What the exercise asks ::
Below are the records. List every line holding the word "group".
***
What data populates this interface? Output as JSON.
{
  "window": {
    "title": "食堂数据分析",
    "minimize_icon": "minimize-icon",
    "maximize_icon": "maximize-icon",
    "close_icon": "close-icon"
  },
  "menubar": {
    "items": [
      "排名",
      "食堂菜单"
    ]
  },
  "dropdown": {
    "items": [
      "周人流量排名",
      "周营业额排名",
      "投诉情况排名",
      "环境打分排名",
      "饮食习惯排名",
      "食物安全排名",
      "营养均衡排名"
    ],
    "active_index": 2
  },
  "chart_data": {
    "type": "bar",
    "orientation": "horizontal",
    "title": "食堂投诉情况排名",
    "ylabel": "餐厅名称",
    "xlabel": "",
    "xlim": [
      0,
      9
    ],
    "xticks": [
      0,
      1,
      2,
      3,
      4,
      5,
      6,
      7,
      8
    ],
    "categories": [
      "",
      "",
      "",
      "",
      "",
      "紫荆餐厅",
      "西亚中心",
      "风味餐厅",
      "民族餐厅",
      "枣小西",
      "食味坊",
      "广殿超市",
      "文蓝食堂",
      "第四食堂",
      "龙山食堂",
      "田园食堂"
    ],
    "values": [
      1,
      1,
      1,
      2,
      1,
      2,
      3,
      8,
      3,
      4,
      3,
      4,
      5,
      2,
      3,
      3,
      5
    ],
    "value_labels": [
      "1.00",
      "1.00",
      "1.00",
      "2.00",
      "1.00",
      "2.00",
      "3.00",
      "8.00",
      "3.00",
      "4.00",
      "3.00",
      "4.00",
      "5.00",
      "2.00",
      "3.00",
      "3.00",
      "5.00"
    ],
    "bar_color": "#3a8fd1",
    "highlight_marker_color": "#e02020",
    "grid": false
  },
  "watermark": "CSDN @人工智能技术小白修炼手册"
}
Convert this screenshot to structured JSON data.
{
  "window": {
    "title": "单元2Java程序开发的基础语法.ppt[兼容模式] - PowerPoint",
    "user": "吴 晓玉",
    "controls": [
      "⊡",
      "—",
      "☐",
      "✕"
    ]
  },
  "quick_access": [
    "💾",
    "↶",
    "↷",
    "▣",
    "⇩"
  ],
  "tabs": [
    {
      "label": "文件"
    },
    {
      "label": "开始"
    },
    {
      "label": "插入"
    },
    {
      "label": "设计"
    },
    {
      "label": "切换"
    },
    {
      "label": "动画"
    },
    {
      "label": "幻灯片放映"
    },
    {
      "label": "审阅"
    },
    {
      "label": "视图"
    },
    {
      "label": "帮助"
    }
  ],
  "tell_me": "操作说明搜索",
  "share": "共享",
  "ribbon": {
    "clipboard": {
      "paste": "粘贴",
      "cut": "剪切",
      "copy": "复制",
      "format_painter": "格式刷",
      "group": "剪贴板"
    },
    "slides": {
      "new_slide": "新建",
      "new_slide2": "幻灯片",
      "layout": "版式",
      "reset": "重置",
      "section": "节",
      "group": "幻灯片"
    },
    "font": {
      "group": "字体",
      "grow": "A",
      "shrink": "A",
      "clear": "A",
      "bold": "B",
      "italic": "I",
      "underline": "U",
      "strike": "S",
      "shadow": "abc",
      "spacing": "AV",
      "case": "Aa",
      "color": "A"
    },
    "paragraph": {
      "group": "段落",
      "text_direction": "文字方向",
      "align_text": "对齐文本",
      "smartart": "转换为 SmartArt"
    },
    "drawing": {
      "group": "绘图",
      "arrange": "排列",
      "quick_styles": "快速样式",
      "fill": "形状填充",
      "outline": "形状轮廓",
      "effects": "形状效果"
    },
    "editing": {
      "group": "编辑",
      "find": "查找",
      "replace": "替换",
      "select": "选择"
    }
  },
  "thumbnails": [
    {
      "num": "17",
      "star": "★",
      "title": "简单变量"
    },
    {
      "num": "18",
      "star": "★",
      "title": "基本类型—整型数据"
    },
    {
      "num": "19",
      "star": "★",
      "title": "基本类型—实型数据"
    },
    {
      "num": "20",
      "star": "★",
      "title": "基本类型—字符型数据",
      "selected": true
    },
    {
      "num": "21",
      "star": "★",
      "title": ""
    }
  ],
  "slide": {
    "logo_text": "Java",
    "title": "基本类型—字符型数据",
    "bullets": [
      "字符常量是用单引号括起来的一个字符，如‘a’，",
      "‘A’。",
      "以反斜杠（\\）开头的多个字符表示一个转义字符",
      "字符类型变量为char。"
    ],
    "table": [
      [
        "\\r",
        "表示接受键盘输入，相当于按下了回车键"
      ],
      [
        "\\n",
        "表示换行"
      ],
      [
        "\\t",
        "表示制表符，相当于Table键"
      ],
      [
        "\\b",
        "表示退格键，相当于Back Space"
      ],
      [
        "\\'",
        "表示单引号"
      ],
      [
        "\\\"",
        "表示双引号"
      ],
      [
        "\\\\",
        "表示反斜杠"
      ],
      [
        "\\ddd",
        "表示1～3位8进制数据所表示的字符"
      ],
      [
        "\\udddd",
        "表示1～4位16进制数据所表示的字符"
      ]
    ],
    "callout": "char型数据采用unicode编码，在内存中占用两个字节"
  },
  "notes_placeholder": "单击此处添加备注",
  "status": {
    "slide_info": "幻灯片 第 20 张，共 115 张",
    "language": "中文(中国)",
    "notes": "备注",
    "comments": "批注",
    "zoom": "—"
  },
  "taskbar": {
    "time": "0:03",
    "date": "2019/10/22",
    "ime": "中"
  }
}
***
Exercise output ::
      "group": "剪贴板"
      "group": "幻灯片"
      "group": "字体",
      "group": "段落",
      "group": "绘图",
      "group": "编辑",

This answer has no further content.